=== Prompt ===
Reproduce the records below exactly as they appear.

=== Supplied material ===
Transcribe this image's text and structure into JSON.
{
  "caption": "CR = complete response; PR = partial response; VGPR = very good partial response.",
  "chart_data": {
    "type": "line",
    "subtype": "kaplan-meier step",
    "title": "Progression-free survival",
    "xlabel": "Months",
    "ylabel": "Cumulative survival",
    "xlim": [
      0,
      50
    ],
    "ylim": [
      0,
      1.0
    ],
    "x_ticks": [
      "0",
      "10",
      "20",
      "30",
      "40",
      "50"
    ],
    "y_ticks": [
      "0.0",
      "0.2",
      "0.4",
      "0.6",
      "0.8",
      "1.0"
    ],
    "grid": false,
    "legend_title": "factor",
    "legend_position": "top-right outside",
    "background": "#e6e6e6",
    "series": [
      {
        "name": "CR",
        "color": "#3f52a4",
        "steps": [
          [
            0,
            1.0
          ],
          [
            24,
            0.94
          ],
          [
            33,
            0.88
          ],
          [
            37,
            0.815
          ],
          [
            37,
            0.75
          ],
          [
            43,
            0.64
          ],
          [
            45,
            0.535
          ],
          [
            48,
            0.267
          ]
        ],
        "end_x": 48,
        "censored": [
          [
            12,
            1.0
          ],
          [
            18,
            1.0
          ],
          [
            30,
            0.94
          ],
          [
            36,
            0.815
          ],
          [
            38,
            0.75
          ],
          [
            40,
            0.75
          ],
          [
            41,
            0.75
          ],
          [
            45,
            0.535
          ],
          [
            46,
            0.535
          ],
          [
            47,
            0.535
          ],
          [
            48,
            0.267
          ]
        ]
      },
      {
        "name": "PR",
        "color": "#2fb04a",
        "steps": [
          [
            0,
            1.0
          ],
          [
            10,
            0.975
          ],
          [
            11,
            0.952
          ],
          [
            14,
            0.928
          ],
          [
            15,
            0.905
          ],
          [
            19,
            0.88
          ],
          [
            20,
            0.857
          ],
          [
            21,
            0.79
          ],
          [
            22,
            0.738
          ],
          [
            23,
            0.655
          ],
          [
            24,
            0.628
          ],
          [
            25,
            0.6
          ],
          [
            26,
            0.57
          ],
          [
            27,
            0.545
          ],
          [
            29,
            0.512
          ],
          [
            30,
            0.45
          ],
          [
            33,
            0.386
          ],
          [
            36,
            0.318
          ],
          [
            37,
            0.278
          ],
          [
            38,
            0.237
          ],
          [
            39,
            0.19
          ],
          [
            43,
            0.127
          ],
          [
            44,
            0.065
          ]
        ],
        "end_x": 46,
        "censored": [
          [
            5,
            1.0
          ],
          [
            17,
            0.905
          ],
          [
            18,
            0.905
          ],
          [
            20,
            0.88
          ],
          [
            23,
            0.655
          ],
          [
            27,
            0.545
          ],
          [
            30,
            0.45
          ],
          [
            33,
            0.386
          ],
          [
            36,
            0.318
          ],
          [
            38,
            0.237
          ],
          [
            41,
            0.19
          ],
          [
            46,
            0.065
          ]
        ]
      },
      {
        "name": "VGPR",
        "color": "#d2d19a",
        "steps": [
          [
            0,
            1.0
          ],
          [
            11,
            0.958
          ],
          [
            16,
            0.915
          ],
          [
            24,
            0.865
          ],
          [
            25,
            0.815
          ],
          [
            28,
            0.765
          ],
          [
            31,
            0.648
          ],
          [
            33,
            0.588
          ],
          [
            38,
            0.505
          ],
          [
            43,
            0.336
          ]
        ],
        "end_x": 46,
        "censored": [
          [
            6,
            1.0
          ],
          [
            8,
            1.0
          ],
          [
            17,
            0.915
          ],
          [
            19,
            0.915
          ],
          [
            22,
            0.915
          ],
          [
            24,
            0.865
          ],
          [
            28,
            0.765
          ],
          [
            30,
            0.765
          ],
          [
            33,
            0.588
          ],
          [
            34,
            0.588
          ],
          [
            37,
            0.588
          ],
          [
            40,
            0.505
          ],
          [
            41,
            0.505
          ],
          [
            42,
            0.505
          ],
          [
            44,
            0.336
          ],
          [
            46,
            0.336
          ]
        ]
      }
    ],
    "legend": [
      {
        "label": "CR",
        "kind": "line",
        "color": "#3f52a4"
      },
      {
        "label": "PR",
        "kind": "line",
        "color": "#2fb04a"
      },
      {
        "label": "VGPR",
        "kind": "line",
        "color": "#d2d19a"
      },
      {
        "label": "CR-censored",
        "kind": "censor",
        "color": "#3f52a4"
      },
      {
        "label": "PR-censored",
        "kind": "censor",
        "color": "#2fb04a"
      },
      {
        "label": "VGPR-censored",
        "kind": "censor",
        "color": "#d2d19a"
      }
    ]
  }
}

=== Result ===
Transcribe this image's text and structure into JSON.
{
  "caption": "CR = complete response; PR = partial response; VGPR = very good partial response.",
  "chart_data": {
    "type": "line",
    "subtype": "kaplan-meier step",
    "title": "Progression-free survival",
    "xlabel": "Months",
    "ylabel": "Cumulative survival",
    "xlim": [
      0,
      50
    ],
    "ylim": [
      0,
      1.0
    ],
    "x_ticks": [
      "0",
      "10",
      "20",
      "30",
      "40",
      "50"
    ],
    "y_ticks": [
      "0.0",
      "0.2",
      "0.4",
      "0.6",
      "0.8",
      "1.0"
    ],
    "grid": false,
    "legend_title": "factor",
    "legend_position": "top-right outside",
    "background": "#e6e6e6",
    "series": [
      {
        "name": "CR",
        "color": "#3f52a4",
        "steps": [
          [
            0,
            1.0
          ],
          [
            24,
            0.94
          ],
          [
            33,
            0.88
          ],
          [
            37,
            0.815
          ],
          [
            37,
            0.75
          ],
          [
            43,
            0.64
          ],
          [
            45,
            0.535
          ],
          [
            48,
            0.267
          ]
        ],
        "end_x": 48,
        "censored": [
          [
            12,
            1.0
          ],
          [
            18,
            1.0
          ],
          [
            30,
            0.94
          ],
          [
            36,
            0.815
          ],
          [
            38,
            0.75
          ],
          [
            40,
            0.75
          ],
          [
            41,
            0.75
          ],
          [
            45,
            0.535
          ],
          [
            46,
            0.535
          ],
          [
            47,
            0.535
          ],
          [
            48,
            0.267
          ]
        ]
      },
      {
        "name": "PR",
        "color": "#2fb04a",
        "steps": [
          [
            0,
            1.0
          ],
          [
            10,
            0.975
          ],
          [
            11,
            0.952
          ],
          [
            14,
            0.928
          ],
          [
            15,
            0.905
          ],
          [
            19,
            0.88
          ],
          [
            20,
            0.857
          ],
          [
            21,
            0.79
          ],
          [
            22,
            0.738
          ],
          [
            23,
            0.655
          ],
          [
            24,
            0.628
          ],
          [
            25,
            0.6
          ],
          [
            26,
            0.57
          ],
          [
            27,
            0.545
          ],
          [
            29,
            0.512
          ],
          [
            30,
            0.45
          ],
          [
            33,
            0.386
          ],
          [
            36,
            0.318
          ],
          [
            37,
            0.278
          ],
          [
            38,
            0.237
          ],
          [
            39,
            0.19
          ],
          [
            43,
            0.127
          ],
          [
            44,
            0.065
          ]
        ],
        "end_x": 46,
        "censored": [
          [
            5,
            1.0
          ],
          [
            17,
            0.905
          ],
          [
            18,
            0.905
          ],
          [
            20,
            0.88
          ],
          [
            23,
            0.655
          ],
          [
            27,
            0.545
          ],
          [
            30,
            0.45
          ],
          [
            33,
            0.386
          ],
          [
            36,
            0.318
          ],
          [
            38,
            0.237
          ],
          [
            41,
            0.19
          ],
          [
            46,
            0.065
          ]
        ]
      },
      {
        "name": "VGPR",
        "color": "#d2d19a",
        "steps": [
          [
            0,
            1.0
          ],
          [
            11,
            0.958
          ],
          [
            16,
            0.915
          ],
          [
            24,
            0.865
          ],
          [
            25,
            0.815
          ],
          [
            28,
            0.765
          ],
          [
            31,
            0.648
          ],
          [
            33,
            0.588
          ],
          [
            38,
            0.505
          ],
          [
            43,
            0.336
          ]
        ],
        "end_x": 46,
        "censored": [
          [
            6,
            1.0
          ],
          [
            8,
            1.0
          ],
          [
            17,
            0.915
          ],
          [
            19,
            0.915
          ],
          [
            22,
            0.915
          ],
          [
            24,
            0.865
          ],
          [
            28,
            0.765
          ],
          [
            30,
            0.765
          ],
          [
            33,
            0.588
          ],
          [
            34,
            0.588
          ],
          [
            37,
            0.588
          ],
          [
            40,
            0.505
          ],
          [
            41,
            0.505
          ],
          [
            42,
            0.505
          ],
          [
            44,
            0.336
          ],
          [
            46,
            0.336
          ]
        ]
      }
    ],
    "legend": [
      {
        "label": "CR",
        "kind": "line",
        "color": "#3f52a4"
      },
      {
        "label": "PR",
        "kind": "line",
        "color": "#2fb04a"
      },
      {
        "label": "VGPR",
        "kind": "line",
        "color": "#d2d19a"
      },
      {
        "label": "CR-censored",
        "kind": "censor",
        "color": "#3f52a4"
      },
      {
        "label": "PR-censored",
        "kind": "censor",
        "color": "#2fb04a"
      },
      {
        "label": "VGPR-censored",
        "kind": "censor",
        "color": "#d2d19a"
      }
    ]
  }
}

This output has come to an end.